* GOAL OF THE EXERCISE: Using the data below, copy every line that contains the word "schooltoeslag".

* SUPPLIED RECORDS:
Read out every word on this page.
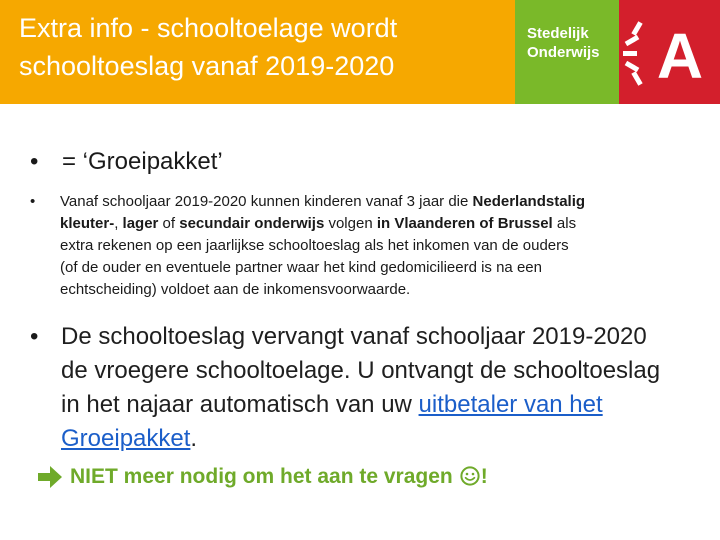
Extra info - schooltoelage wordt
schooltoeslag vanaf 2019-2020
Stedelijk
Onderwijs A
• = ‘Groeipakket’
•	Vanaf schooljaar 2019-2020 kunnen kinderen vanaf 3 jaar die Nederlandstalig
kleuter-, lager of secundair onderwijs volgen in Vlaanderen of Brussel als
extra rekenen op een jaarlijkse schooltoeslag als het inkomen van de ouders
(of de ouder en eventuele partner waar het kind gedomicilieerd is na een
echtscheiding) voldoet aan de inkomensvoorwaarde.
• De schooltoeslag vervangt vanaf schooljaar 2019-2020
de vroegere schooltoelage. U ontvangt de schooltoeslag
in het najaar automatisch van uw uitbetaler van het
Groeipakket.
NIET meer nodig om het aan te vragen !
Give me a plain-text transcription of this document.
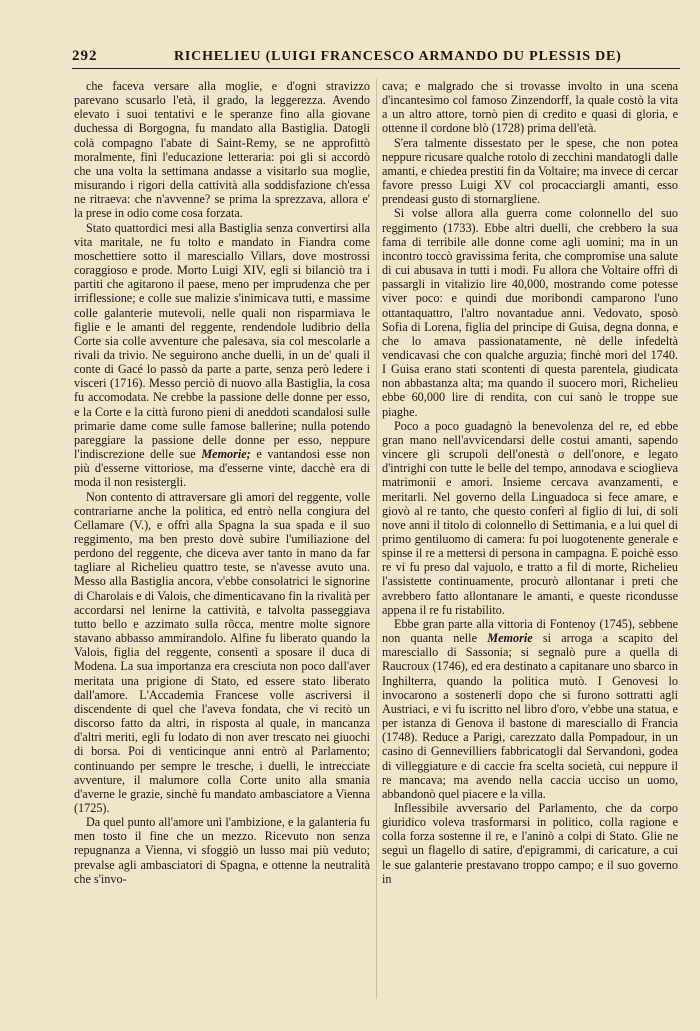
292	RICHELIEU (LUIGI FRANCESCO ARMANDO DU PLESSIS DE)

che faceva versare alla moglie, e d'ogni stravizzo parevano scusarlo l'età, il grado, la leggerezza. Avendo elevato i suoi tentativi e le speranze fino alla giovane duchessa di Borgogna, fu mandato alla Bastiglia. Datogli colà compagno l'abate di Saint-Remy, se ne approfittò moralmente, finì l'educazione letteraria: poi gli si accordò che una volta la settimana andasse a visitarlo sua moglie, misurando i rigori della cattività alla soddisfazione ch'essa ne ritraeva: che n'avvenne? se prima la sprezzava, allora e' la prese in odio come cosa forzata.

Stato quattordici mesi alla Bastiglia senza convertirsi alla vita maritale, ne fu tolto e mandato in Fiandra come moschettiere sotto il maresciallo Villars, dove mostrossi coraggioso e prode. Morto Luigi XIV, egli si bilanciò tra i partiti che agitarono il paese, meno per imprudenza che per irriflessione; e colle sue malizie s'inimicava tutti, e massime colle galanterie mutevoli, nelle quali non risparmiava le figlie e le amanti del reggente, rendendole ludibrio della Corte sia colle avventure che palesava, sia col mescolarle a rivali da trivio. Ne seguirono anche duelli, in un de' quali il conte di Gacé lo passò da parte a parte, senza però ledere i visceri (1716). Messo perciò di nuovo alla Bastiglia, la cosa fu accomodata. Ne crebbe la passione delle donne per esso, e la Corte e la città furono pieni di aneddoti scandalosi sulle primarie dame come sulle famose ballerine; nulla potendo pareggiare la passione delle donne per esso, neppure l'indiscrezione delle sue Memorie; e vantandosi esse non più d'esserne vittoriose, ma d'esserne vinte, dacchè era di moda il non resistergli.

Non contento di attraversare gli amori del reggente, volle contrariarne anche la politica, ed entrò nella congiura del Cellamare (V.), e offrì alla Spagna la sua spada e il suo reggimento, ma ben presto dovè subire l'umiliazione del perdono del reggente, che diceva aver tanto in mano da far tagliare al Richelieu quattro teste, se n'avesse avuto una. Messo alla Bastiglia ancora, v'ebbe consolatrici le signorine di Charolais e di Valois, che dimenticavano fin la rivalità per accordarsi nel lenirne la cattività, e talvolta passeggiava tutto bello e azzimato sulla rôcca, mentre molte signore stavano abbasso ammirandolo. Alfine fu liberato quando la Valois, figlia del reggente, consentì a sposare il duca di Modena. La sua importanza era cresciuta non poco dall'aver meritata una prigione di Stato, ed essere stato liberato dall'amore. L'Accademia Francese volle ascriversi il discendente di quel che l'aveva fondata, che vi recitò un discorso fatto da altri, in risposta al quale, in mancanza d'altri meriti, egli fu lodato di non aver trescato nei giuochi di borsa. Poi di venticinque anni entrò al Parlamento; continuando per sempre le tresche, i duelli, le intrecciate avventure, il malumore colla Corte unito alla smania d'averne le grazie, sinchè fu mandato ambasciatore a Vienna (1725).

Da quel punto all'amore unì l'ambizione, e la galanteria fu men tosto il fine che un mezzo. Ricevuto non senza repugnanza a Vienna, vi sfoggiò un lusso mai più veduto; prevalse agli ambasciatori di Spagna, e ottenne la neutralità che s'invo-

cava; e malgrado che si trovasse involto in una scena d'incantesimo col famoso Zinzendorff, la quale costò la vita a un altro attore, tornò pien di credito e quasi di gloria, e ottenne il cordone blò (1728) prima dell'età.

S'era talmente dissestato per le spese, che non potea neppure ricusare qualche rotolo di zecchini mandatogli dalle amanti, e chiedea prestiti fin da Voltaire; ma invece di cercar favore presso Luigi XV col procacciargli amanti, esso prendeasi gusto di stornargliene.

Si volse allora alla guerra come colonnello del suo reggimento (1733). Ebbe altri duelli, che crebbero la sua fama di terribile alle donne come agli uomini; ma in un incontro toccò gravissima ferita, che compromise una salute di cui abusava in tutti i modi. Fu allora che Voltaire offrì di passargli in vitalizio lire 40,000, mostrando come potesse viver poco: e quindi due moribondi camparono l'uno ottantaquattro, l'altro novantadue anni. Vedovato, sposò Sofia di Lorena, figlia del principe di Guisa, degna donna, e che lo amava passionatamente, nè delle infedeltà vendicavasi che con qualche arguzia; finchè morì del 1740. I Guisa erano stati scontenti di questa parentela, giudicata non abbastanza alta; ma quando il suocero morì, Richelieu ebbe 60,000 lire di rendita, con cui sanò le troppe sue piaghe.

Poco a poco guadagnò la benevolenza del re, ed ebbe gran mano nell'avvicendarsi delle costui amanti, sapendo vincere gli scrupoli dell'onestà o dell'onore, e legato d'intrighi con tutte le belle del tempo, annodava e scioglieva matrimonii e amori. Insieme cercava avanzamenti, e meritarli. Nel governo della Linguadoca si fece amare, e giovò al re tanto, che questo conferì al figlio di lui, di soli nove anni il titolo di colonnello di Settimania, e a lui quel di primo gentiluomo di camera: fu poi luogotenente generale e spinse il re a mettersi di persona in campagna. E poichè esso re vi fu preso dal vajuolo, e tratto a fil di morte, Richelieu l'assistette continuamente, procurò allontanar i preti che avrebbero fatto allontanare le amanti, e queste ricondusse appena il re fu ristabilito.

Ebbe gran parte alla vittoria di Fontenoy (1745), sebbene non quanta nelle Memorie si arroga a scapito del maresciallo di Sassonia; si segnalò pure a quella di Raucroux (1746), ed era destinato a capitanare uno sbarco in Inghilterra, quando la politica mutò. I Genovesi lo invocarono a sostenerli dopo che si furono sottratti agli Austriaci, e vi fu iscritto nel libro d'oro, v'ebbe una statua, e per istanza di Genova il bastone di maresciallo di Francia (1748). Reduce a Parigi, carezzato dalla Pompadour, in un casino di Gennevilliers fabbricatogli dal Servandoni, godea di villeggiature e di caccie fra scelta società, cui neppure il re mancava; ma avendo nella caccia ucciso un uomo, abbandonò quel piacere e la villa.

Inflessibile avversario del Parlamento, che da corpo giuridico voleva trasformarsi in politico, colla ragione e colla forza sostenne il re, e l'aninò a colpi di Stato. Glie ne seguì un flagello di satire, d'epigrammi, di caricature, a cui le sue galanterie prestavano troppo campo; e il suo governo in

* SOLUTION:
schooltoeslag vanaf 2019-2020
extra rekenen op een jaarlijkse schooltoeslag als het inkomen van de ouders
• De schooltoeslag vervangt vanaf schooljaar 2019-2020
de vroegere schooltoelage. U ontvangt de schooltoeslag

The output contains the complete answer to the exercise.